## START Data lines

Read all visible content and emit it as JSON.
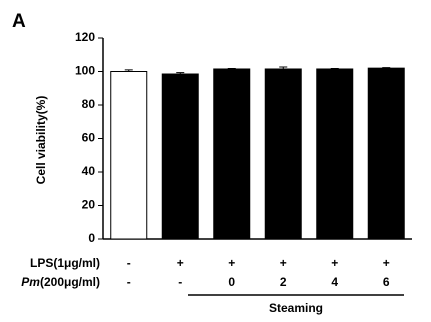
{
  "chart_data": {
    "type": "bar",
    "panel_label": "A",
    "y_label": "Cell viability(%)",
    "categories": [
      null,
      null,
      null,
      null,
      null,
      null
    ],
    "values": [
      100,
      98.5,
      101.5,
      101.5,
      101.5,
      102
    ],
    "errors": [
      1,
      0.8,
      0.3,
      1.2,
      0.3,
      0.3
    ],
    "colors": [
      "#ffffff",
      "#000000",
      "#000000",
      "#000000",
      "#000000",
      "#000000"
    ],
    "ylim": [
      0,
      120
    ],
    "yticks": [
      0,
      20,
      40,
      60,
      80,
      100,
      120
    ],
    "grid": false,
    "conditions": [
      {
        "label": "LPS(1μg/ml)",
        "values": [
          "-",
          "+",
          "+",
          "+",
          "+",
          "+"
        ]
      },
      {
        "label_italic": "Pm",
        "label": "(200μg/ml)",
        "values": [
          "-",
          "-",
          "0",
          "2",
          "4",
          "6"
        ]
      }
    ],
    "steaming_group": {
      "label": "Steaming"
    }
  }
}
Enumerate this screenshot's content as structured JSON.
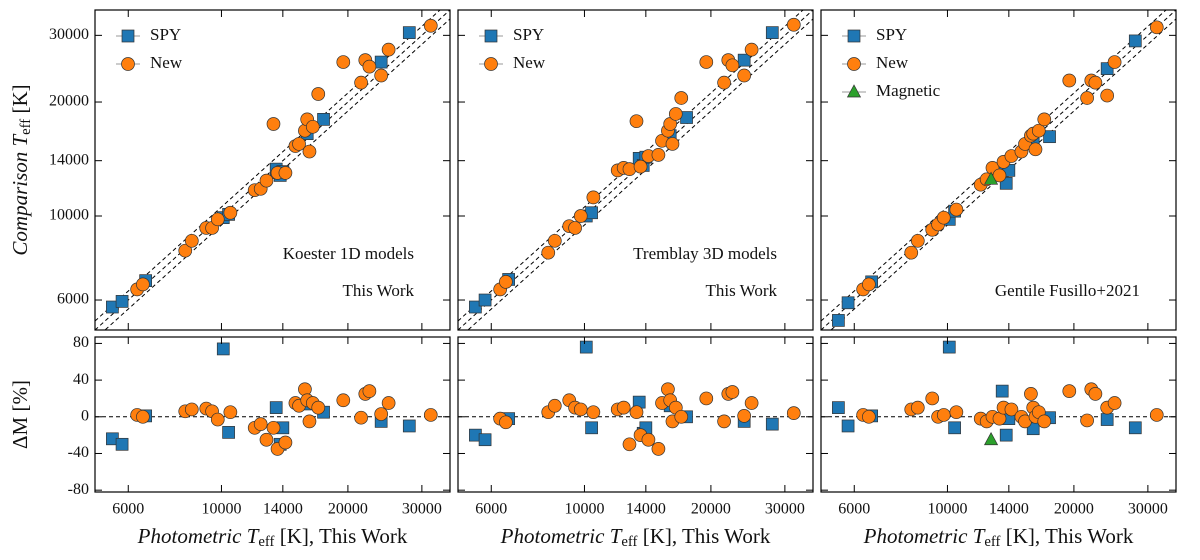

## END Data lines

Select and copy every line of the material that holds the string "JSON".

Read all visible content and emit it as JSON.
Enumerate this screenshot's content as structured JSON.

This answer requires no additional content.